**Written instruction:**
Search the data below for "сбираться"; list each line that holds it.

Dataset items
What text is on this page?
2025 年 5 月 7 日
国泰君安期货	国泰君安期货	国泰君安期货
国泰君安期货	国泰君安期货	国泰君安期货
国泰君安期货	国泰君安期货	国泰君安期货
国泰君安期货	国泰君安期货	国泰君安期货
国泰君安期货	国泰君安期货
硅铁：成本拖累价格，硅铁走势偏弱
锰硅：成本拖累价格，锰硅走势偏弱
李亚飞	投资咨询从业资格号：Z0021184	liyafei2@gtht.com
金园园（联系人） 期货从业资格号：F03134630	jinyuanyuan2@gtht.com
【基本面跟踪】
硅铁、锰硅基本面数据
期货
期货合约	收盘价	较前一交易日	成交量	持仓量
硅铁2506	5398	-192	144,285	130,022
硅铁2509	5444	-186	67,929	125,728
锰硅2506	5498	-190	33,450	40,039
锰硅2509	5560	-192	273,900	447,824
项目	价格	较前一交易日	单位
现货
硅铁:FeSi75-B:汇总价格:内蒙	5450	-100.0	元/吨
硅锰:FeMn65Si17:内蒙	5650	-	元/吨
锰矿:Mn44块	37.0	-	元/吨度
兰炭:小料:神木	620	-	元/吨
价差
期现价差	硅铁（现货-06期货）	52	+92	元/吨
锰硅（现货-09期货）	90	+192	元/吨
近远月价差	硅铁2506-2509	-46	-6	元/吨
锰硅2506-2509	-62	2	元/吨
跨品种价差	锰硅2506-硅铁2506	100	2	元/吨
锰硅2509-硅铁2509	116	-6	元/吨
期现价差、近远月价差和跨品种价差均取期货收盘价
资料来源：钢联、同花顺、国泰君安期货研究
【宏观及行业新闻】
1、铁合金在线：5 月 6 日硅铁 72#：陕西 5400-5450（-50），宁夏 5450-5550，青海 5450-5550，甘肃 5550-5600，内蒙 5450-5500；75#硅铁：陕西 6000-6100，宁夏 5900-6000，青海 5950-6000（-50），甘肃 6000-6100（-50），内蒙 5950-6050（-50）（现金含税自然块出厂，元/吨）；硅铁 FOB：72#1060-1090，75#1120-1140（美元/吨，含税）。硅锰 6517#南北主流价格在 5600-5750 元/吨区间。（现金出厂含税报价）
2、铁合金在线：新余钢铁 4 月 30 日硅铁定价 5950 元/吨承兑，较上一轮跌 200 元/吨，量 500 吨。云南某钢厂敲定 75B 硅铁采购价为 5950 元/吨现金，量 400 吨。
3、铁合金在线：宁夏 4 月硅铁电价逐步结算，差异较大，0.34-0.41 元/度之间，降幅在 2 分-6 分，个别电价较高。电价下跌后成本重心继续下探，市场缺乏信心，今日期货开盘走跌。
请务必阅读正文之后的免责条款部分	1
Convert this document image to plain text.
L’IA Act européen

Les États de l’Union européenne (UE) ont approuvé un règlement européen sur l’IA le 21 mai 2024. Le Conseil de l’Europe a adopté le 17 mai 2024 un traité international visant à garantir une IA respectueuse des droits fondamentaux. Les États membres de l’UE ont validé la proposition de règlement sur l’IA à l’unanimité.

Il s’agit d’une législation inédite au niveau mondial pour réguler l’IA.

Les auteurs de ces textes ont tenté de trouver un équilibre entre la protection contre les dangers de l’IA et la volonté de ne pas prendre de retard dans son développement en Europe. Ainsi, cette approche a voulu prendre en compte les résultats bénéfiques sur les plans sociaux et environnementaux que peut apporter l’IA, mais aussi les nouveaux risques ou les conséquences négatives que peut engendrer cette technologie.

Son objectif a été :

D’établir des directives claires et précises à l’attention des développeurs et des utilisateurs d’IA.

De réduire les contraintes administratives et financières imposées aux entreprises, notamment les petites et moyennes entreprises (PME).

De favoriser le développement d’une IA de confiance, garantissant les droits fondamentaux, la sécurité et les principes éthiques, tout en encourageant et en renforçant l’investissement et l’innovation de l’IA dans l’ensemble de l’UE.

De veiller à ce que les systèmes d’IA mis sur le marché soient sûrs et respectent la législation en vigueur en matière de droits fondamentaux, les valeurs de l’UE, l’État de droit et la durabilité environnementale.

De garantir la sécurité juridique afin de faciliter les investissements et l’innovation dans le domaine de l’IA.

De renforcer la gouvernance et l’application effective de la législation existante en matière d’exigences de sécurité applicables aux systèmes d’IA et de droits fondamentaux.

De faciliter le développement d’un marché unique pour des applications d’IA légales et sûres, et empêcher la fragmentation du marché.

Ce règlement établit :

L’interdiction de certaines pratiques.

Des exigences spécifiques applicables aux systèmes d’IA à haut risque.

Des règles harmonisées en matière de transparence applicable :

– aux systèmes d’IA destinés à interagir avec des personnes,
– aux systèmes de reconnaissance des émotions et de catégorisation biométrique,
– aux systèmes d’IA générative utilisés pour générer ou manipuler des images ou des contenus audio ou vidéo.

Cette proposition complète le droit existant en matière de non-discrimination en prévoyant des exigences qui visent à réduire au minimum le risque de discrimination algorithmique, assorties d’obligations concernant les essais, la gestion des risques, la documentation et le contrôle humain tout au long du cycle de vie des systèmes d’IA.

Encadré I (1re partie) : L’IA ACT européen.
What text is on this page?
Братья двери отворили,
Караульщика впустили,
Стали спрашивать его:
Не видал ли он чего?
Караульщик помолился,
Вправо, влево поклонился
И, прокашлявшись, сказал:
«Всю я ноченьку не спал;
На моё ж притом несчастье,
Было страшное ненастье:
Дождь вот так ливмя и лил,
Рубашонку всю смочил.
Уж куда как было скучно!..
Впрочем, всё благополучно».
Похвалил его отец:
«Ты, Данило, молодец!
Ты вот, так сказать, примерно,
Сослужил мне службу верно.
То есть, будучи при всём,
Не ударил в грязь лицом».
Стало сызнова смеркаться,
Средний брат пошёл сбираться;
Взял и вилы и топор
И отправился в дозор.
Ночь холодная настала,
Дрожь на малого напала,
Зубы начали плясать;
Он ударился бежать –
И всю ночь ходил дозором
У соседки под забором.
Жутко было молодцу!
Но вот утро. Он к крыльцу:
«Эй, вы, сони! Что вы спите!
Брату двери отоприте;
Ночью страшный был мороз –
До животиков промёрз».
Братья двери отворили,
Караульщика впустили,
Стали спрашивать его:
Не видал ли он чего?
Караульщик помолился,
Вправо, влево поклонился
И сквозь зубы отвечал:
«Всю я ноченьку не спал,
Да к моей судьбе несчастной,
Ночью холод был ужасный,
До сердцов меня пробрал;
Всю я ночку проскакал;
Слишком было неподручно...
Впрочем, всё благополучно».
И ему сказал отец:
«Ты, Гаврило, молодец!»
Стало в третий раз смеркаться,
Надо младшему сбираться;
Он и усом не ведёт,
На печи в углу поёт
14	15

**Task response:**
Средний брат пошёл сбираться;
Надо младшему сбираться;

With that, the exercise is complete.